----- DATA SUPPLIED -----

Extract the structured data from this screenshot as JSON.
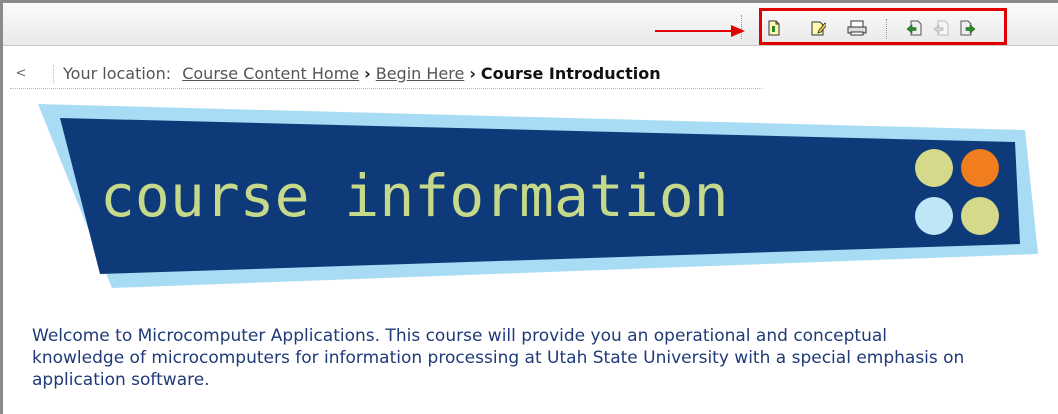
{
  "toolbar": {
    "icons": [
      "page-icon",
      "edit-page-icon",
      "print-icon",
      "previous-page-icon",
      "up-page-icon",
      "next-page-icon"
    ]
  },
  "breadcrumb": {
    "back_glyph": "<",
    "prefix": "Your location:",
    "links": [
      "Course Content Home",
      "Begin Here"
    ],
    "separator": "›",
    "current": "Course Introduction"
  },
  "banner": {
    "title": "course information",
    "colors": {
      "outer": "#a8dcf4",
      "inner": "#0f3a7a",
      "text": "#c6d98a",
      "dot_yellow": "#d5d98a",
      "dot_orange": "#f07d1e",
      "dot_blue": "#bfe6f7"
    }
  },
  "main": {
    "welcome_text": "Welcome to Microcomputer Applications. This course will provide you an operational and conceptual knowledge of microcomputers for information processing at Utah State University with a special emphasis on application software."
  },
  "colors": {
    "highlight": "#e00000",
    "body_text": "#1f3a78"
  }
}
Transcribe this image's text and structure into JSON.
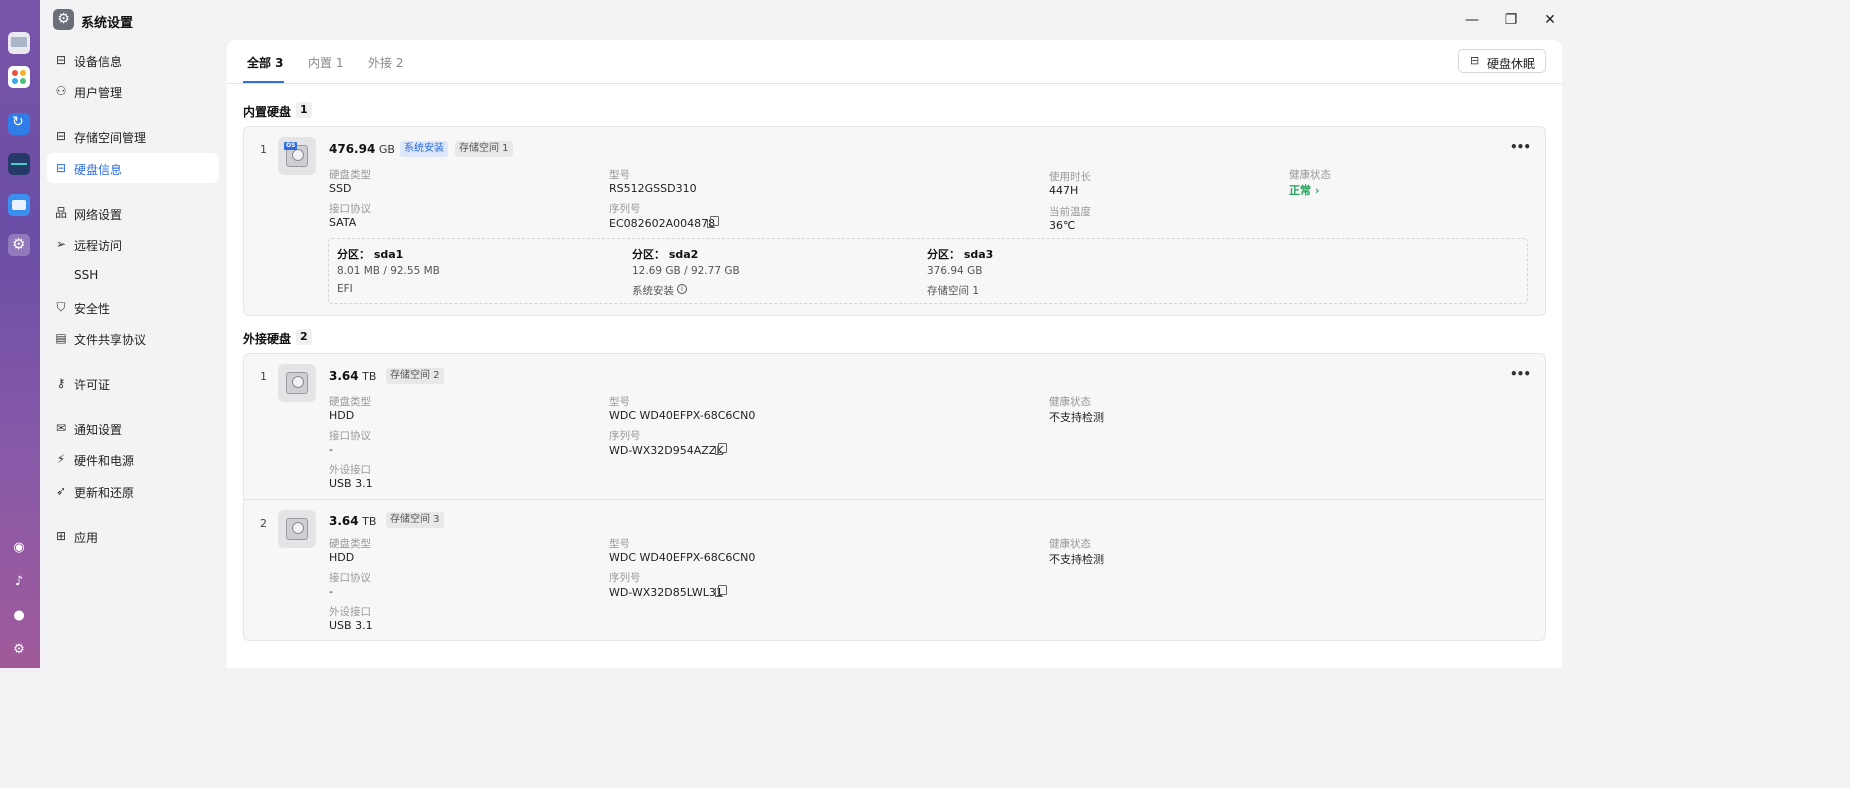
{
  "window": {
    "title": "系统设置"
  },
  "sidebar": {
    "items": [
      {
        "label": "设备信息"
      },
      {
        "label": "用户管理"
      },
      {
        "label": "存储空间管理"
      },
      {
        "label": "硬盘信息"
      },
      {
        "label": "网络设置"
      },
      {
        "label": "远程访问"
      },
      {
        "label": "SSH"
      },
      {
        "label": "安全性"
      },
      {
        "label": "文件共享协议"
      },
      {
        "label": "许可证"
      },
      {
        "label": "通知设置"
      },
      {
        "label": "硬件和电源"
      },
      {
        "label": "更新和还原"
      },
      {
        "label": "应用"
      }
    ],
    "active_index": 3
  },
  "tabs": [
    {
      "label": "全部 3"
    },
    {
      "label": "内置 1"
    },
    {
      "label": "外接 2"
    }
  ],
  "toolbar": {
    "sleep_label": "硬盘休眠"
  },
  "internal": {
    "title": "内置硬盘",
    "count": "1",
    "disks": [
      {
        "index": "1",
        "capacity": "476.94",
        "unit": "GB",
        "tags": [
          "系统安装",
          "存储空间 1"
        ],
        "disk_type_label": "硬盘类型",
        "disk_type": "SSD",
        "protocol_label": "接口协议",
        "protocol": "SATA",
        "model_label": "型号",
        "model": "RS512GSSD310",
        "serial_label": "序列号",
        "serial": "EC082602A004878",
        "uptime_label": "使用时长",
        "uptime": "447H",
        "temp_label": "当前温度",
        "temp": "36℃",
        "health_label": "健康状态",
        "health": "正常",
        "partitions": [
          {
            "name": "分区： sda1",
            "usage": "8.01 MB / 92.55 MB",
            "purpose": "EFI"
          },
          {
            "name": "分区： sda2",
            "usage": "12.69 GB / 92.77 GB",
            "purpose": "系统安装"
          },
          {
            "name": "分区： sda3",
            "usage": "376.94 GB",
            "purpose": "存储空间 1"
          }
        ]
      }
    ]
  },
  "external": {
    "title": "外接硬盘",
    "count": "2",
    "disks": [
      {
        "index": "1",
        "capacity": "3.64",
        "unit": "TB",
        "tag": "存储空间 2",
        "disk_type_label": "硬盘类型",
        "disk_type": "HDD",
        "protocol_label": "接口协议",
        "protocol": "-",
        "port_label": "外设接口",
        "port": "USB 3.1",
        "model_label": "型号",
        "model": "WDC WD40EFPX-68C6CN0",
        "serial_label": "序列号",
        "serial": "WD-WX32D954AZZK",
        "health_label": "健康状态",
        "health": "不支持检测"
      },
      {
        "index": "2",
        "capacity": "3.64",
        "unit": "TB",
        "tag": "存储空间 3",
        "disk_type_label": "硬盘类型",
        "disk_type": "HDD",
        "protocol_label": "接口协议",
        "protocol": "-",
        "port_label": "外设接口",
        "port": "USB 3.1",
        "model_label": "型号",
        "model": "WDC WD40EFPX-68C6CN0",
        "serial_label": "序列号",
        "serial": "WD-WX32D85LWL31",
        "health_label": "健康状态",
        "health": "不支持检测"
      }
    ]
  },
  "colors": {
    "accent": "#2e6cdf",
    "healthy": "#21a35a",
    "dock": "#7a54a8"
  },
  "icons": {
    "dock": [
      "monitor-icon",
      "apps-grid-icon",
      "sync-icon",
      "monitor-graph-icon",
      "file-manager-icon",
      "settings-icon",
      "network-icon",
      "bell-icon",
      "user-icon",
      "gear-icon"
    ]
  }
}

-----

**WHAT THE TASK ASKS**
Using the records above, copy each line that contains "information".

**OUTPUT OF THE EXERCISE**
    "title": "course information",
    "welcome_text": "Welcome to Microcomputer Applications. This course will provide you an operational and conceptual knowledge of microcomputers for information processing at Utah State University with a special emphasis on application software."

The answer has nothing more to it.